Task description
Each line in the entries below that holds the string "ylabel" is to be listed.

Given data
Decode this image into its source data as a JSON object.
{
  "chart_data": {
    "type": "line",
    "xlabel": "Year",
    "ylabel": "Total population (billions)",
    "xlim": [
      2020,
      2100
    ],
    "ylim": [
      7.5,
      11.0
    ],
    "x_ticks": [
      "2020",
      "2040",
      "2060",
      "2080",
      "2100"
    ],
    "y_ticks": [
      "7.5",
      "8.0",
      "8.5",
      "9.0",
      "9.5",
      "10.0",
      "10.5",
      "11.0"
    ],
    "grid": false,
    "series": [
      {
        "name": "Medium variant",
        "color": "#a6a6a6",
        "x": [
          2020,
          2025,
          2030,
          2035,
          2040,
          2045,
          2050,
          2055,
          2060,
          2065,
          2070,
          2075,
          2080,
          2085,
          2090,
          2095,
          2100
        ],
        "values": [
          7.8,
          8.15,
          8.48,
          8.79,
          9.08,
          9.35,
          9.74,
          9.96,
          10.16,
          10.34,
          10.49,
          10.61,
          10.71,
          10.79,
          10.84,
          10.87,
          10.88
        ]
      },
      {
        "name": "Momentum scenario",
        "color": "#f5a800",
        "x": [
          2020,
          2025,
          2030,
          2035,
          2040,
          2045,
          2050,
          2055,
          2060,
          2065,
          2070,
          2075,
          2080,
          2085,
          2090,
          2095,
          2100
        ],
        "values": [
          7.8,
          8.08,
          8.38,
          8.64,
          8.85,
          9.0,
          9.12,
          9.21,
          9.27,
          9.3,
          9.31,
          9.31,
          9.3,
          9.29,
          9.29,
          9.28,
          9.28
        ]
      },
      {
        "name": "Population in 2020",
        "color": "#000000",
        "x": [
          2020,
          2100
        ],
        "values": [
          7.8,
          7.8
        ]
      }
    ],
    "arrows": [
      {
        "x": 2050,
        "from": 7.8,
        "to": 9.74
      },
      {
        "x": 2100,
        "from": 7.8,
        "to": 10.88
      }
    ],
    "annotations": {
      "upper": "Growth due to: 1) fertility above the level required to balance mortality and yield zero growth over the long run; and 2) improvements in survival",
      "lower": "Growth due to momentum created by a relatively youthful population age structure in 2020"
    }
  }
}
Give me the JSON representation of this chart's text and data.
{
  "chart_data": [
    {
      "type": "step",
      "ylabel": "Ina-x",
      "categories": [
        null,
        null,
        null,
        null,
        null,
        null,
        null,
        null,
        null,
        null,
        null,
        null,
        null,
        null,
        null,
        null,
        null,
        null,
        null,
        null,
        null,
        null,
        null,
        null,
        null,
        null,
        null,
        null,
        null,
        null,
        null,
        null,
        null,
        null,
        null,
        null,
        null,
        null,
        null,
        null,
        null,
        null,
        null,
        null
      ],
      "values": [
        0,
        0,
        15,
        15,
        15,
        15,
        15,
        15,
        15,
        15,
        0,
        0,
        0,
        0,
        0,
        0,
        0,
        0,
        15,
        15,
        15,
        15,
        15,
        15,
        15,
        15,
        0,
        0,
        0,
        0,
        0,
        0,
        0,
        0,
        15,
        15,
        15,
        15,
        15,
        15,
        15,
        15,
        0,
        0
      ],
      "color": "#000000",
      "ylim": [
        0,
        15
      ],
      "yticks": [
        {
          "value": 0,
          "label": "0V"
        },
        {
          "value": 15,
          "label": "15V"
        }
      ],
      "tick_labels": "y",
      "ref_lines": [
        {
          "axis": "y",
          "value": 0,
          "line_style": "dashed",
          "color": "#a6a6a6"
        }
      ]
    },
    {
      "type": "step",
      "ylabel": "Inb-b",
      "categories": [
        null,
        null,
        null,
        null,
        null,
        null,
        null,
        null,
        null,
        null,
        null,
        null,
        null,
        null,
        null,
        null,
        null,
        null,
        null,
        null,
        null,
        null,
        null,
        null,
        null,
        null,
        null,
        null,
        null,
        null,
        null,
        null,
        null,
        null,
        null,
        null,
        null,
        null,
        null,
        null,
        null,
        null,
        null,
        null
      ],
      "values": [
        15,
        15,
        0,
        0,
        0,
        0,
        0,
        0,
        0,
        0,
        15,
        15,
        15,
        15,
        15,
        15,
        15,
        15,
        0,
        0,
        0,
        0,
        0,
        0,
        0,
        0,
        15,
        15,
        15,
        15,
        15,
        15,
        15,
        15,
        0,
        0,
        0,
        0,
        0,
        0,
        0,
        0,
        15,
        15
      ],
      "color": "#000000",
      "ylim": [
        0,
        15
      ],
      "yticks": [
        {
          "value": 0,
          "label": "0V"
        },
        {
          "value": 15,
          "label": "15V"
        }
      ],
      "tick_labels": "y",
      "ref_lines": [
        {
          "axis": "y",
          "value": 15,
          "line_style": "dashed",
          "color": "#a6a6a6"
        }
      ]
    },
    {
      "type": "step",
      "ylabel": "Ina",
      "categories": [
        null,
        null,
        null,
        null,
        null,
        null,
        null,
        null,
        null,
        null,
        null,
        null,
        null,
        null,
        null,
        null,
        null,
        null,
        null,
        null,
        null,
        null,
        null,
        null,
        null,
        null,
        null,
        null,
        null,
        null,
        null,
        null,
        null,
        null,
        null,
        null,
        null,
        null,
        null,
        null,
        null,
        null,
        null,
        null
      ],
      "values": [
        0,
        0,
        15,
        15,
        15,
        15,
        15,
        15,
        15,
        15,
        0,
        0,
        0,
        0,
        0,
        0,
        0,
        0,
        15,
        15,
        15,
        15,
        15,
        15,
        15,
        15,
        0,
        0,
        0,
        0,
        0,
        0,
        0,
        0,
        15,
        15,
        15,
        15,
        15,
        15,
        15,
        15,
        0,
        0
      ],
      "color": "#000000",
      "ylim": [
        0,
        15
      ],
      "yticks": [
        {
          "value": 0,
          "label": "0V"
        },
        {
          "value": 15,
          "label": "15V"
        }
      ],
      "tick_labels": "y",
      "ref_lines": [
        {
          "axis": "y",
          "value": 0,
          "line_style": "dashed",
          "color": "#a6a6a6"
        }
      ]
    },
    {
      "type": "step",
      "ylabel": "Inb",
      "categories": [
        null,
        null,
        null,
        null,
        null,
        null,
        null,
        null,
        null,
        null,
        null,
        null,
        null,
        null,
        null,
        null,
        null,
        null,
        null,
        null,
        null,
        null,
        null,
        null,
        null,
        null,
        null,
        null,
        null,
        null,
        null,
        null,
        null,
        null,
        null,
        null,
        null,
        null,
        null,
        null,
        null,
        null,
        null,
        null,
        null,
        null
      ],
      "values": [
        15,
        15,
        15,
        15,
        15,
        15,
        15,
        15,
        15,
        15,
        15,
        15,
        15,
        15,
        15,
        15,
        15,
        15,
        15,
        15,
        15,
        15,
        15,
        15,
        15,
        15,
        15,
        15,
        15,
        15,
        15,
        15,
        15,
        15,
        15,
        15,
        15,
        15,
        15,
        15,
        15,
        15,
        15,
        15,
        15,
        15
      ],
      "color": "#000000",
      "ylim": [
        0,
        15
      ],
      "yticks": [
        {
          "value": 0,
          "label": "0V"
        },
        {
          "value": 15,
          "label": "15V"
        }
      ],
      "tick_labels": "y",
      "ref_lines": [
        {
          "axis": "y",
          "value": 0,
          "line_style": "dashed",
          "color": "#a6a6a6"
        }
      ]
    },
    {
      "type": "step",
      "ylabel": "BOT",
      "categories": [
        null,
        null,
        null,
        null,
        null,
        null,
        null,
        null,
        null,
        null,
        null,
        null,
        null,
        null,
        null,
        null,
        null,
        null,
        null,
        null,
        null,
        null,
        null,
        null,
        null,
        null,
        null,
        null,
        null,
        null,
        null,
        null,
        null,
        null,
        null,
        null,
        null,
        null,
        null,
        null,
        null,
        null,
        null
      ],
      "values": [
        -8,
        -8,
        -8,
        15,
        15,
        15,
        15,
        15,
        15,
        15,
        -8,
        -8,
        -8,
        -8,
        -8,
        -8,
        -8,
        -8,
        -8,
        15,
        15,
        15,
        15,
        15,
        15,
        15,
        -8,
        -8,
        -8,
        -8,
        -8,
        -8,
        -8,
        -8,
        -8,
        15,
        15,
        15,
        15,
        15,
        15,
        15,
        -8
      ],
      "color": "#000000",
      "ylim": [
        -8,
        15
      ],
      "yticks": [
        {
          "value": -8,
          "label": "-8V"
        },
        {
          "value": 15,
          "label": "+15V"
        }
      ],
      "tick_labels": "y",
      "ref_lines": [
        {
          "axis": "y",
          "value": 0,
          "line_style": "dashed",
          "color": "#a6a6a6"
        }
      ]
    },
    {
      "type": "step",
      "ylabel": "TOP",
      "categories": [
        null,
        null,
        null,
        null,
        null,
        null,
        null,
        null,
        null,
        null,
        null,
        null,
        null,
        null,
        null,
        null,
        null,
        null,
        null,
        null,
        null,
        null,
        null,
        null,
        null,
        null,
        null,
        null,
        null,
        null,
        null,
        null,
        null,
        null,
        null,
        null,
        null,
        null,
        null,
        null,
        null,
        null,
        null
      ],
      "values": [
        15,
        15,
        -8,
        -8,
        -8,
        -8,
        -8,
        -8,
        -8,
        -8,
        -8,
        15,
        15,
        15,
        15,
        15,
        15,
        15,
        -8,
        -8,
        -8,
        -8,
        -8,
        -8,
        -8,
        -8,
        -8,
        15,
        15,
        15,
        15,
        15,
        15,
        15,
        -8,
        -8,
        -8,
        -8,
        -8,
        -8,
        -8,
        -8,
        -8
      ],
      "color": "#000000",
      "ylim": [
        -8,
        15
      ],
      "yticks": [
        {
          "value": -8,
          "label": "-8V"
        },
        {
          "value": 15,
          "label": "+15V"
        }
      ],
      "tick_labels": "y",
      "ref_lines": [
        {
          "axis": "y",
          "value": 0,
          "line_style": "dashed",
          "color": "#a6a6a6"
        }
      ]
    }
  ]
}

The output
    "ylabel": "Total population (billions)",
      "ylabel": "Ina-x",
      "ylabel": "Inb-b",
      "ylabel": "Ina",
      "ylabel": "Inb",
      "ylabel": "BOT",
      "ylabel": "TOP",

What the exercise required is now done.